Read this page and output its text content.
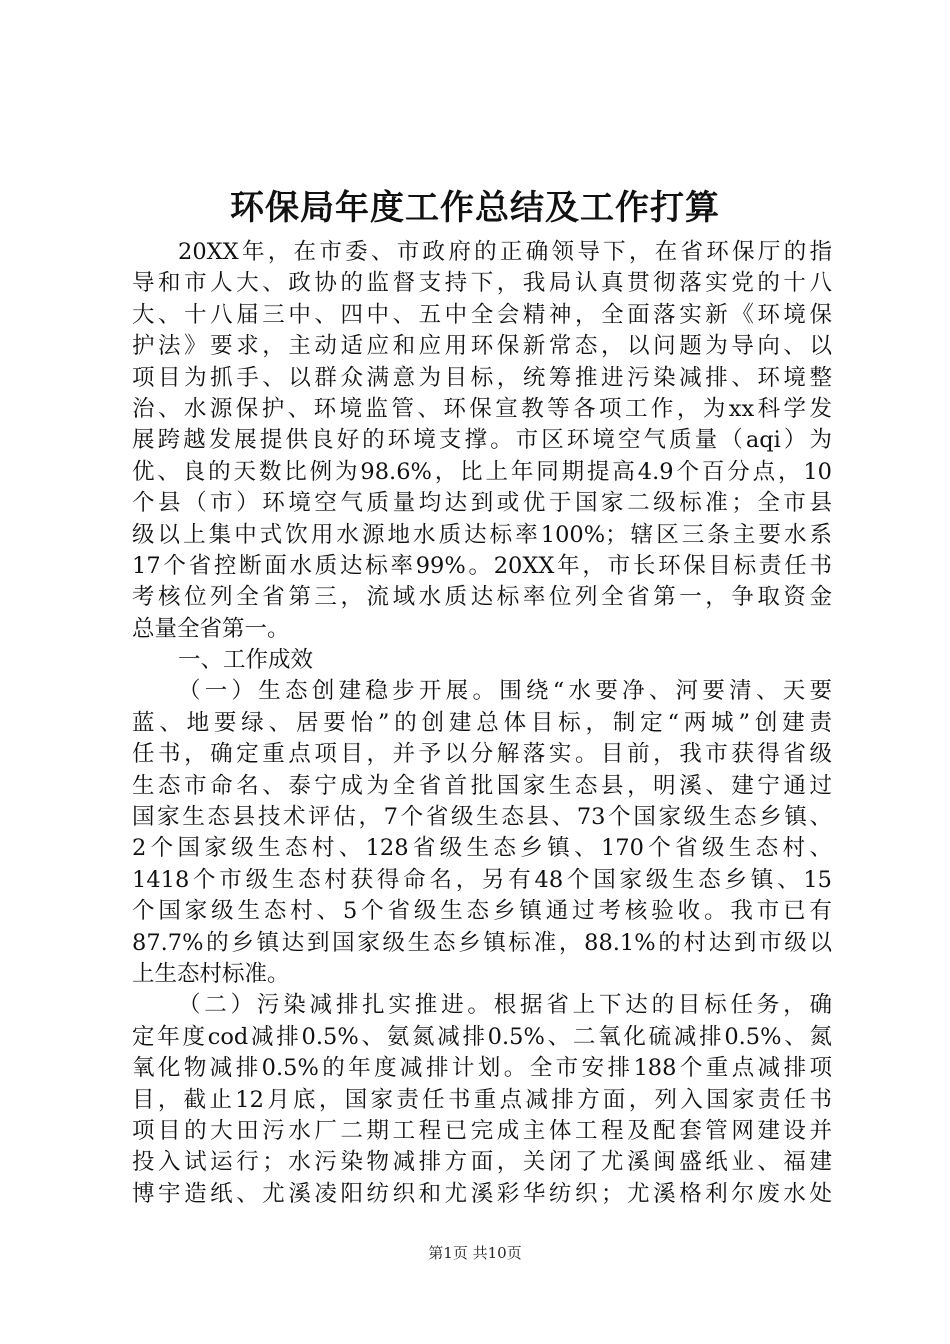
环保局年度工作总结及工作打算
20XX年，在市委、市政府的正确领导下，在省环保厅的指
导和市人大、政协的监督支持下，我局认真贯彻落实党的十八
大、十八届三中、四中、五中全会精神，全面落实新《环境保
护法》要求，主动适应和应用环保新常态，以问题为导向、以
项目为抓手、以群众满意为目标，统筹推进污染减排、环境整
治、水源保护、环境监管、环保宣教等各项工作，为xx科学发
展跨越发展提供良好的环境支撑。市区环境空气质量（aqi）为
优、良的天数比例为98.6%，比上年同期提高4.9个百分点，10
个县（市）环境空气质量均达到或优于国家二级标准；全市县
级以上集中式饮用水源地水质达标率100%；辖区三条主要水系
17个省控断面水质达标率99%。20XX年，市长环保目标责任书
考核位列全省第三，流域水质达标率位列全省第一，争取资金
总量全省第一。
一、工作成效
（一）生态创建稳步开展。围绕“水要净、河要清、天要
蓝、地要绿、居要怡”的创建总体目标，制定“两城”创建责
任书，确定重点项目，并予以分解落实。目前，我市获得省级
生态市命名、泰宁成为全省首批国家生态县，明溪、建宁通过
国家生态县技术评估，7个省级生态县、73个国家级生态乡镇、
2个国家级生态村、128省级生态乡镇、170个省级生态村、
1418个市级生态村获得命名，另有48个国家级生态乡镇、15
个国家级生态村、5个省级生态乡镇通过考核验收。我市已有
87.7%的乡镇达到国家级生态乡镇标准，88.1%的村达到市级以
上生态村标准。
（二）污染减排扎实推进。根据省上下达的目标任务，确
定年度cod减排0.5%、氨氮减排0.5%、二氧化硫减排0.5%、氮
氧化物减排0.5%的年度减排计划。全市安排188个重点减排项
目，截止12月底，国家责任书重点减排方面，列入国家责任书
项目的大田污水厂二期工程已完成主体工程及配套管网建设并
投入试运行；水污染物减排方面，关闭了尤溪闽盛纸业、福建
博宇造纸、尤溪凌阳纺织和尤溪彩华纺织；尤溪格利尔废水处
第1页 共10页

Short exercise → Repeat the listing verbatim. Skip the pictures.

Result below →
Read this page and output its text content.
环保局年度工作总结及工作打算
20XX年，在市委、市政府的正确领导下，在省环保厅的指
导和市人大、政协的监督支持下，我局认真贯彻落实党的十八
大、十八届三中、四中、五中全会精神，全面落实新《环境保
护法》要求，主动适应和应用环保新常态，以问题为导向、以
项目为抓手、以群众满意为目标，统筹推进污染减排、环境整
治、水源保护、环境监管、环保宣教等各项工作，为xx科学发
展跨越发展提供良好的环境支撑。市区环境空气质量（aqi）为
优、良的天数比例为98.6%，比上年同期提高4.9个百分点，10
个县（市）环境空气质量均达到或优于国家二级标准；全市县
级以上集中式饮用水源地水质达标率100%；辖区三条主要水系
17个省控断面水质达标率99%。20XX年，市长环保目标责任书
考核位列全省第三，流域水质达标率位列全省第一，争取资金
总量全省第一。
一、工作成效
（一）生态创建稳步开展。围绕“水要净、河要清、天要
蓝、地要绿、居要怡”的创建总体目标，制定“两城”创建责
任书，确定重点项目，并予以分解落实。目前，我市获得省级
生态市命名、泰宁成为全省首批国家生态县，明溪、建宁通过
国家生态县技术评估，7个省级生态县、73个国家级生态乡镇、
2个国家级生态村、128省级生态乡镇、170个省级生态村、
1418个市级生态村获得命名，另有48个国家级生态乡镇、15
个国家级生态村、5个省级生态乡镇通过考核验收。我市已有
87.7%的乡镇达到国家级生态乡镇标准，88.1%的村达到市级以
上生态村标准。
（二）污染减排扎实推进。根据省上下达的目标任务，确
定年度cod减排0.5%、氨氮减排0.5%、二氧化硫减排0.5%、氮
氧化物减排0.5%的年度减排计划。全市安排188个重点减排项
目，截止12月底，国家责任书重点减排方面，列入国家责任书
项目的大田污水厂二期工程已完成主体工程及配套管网建设并
投入试运行；水污染物减排方面，关闭了尤溪闽盛纸业、福建
博宇造纸、尤溪凌阳纺织和尤溪彩华纺织；尤溪格利尔废水处
第1页 共10页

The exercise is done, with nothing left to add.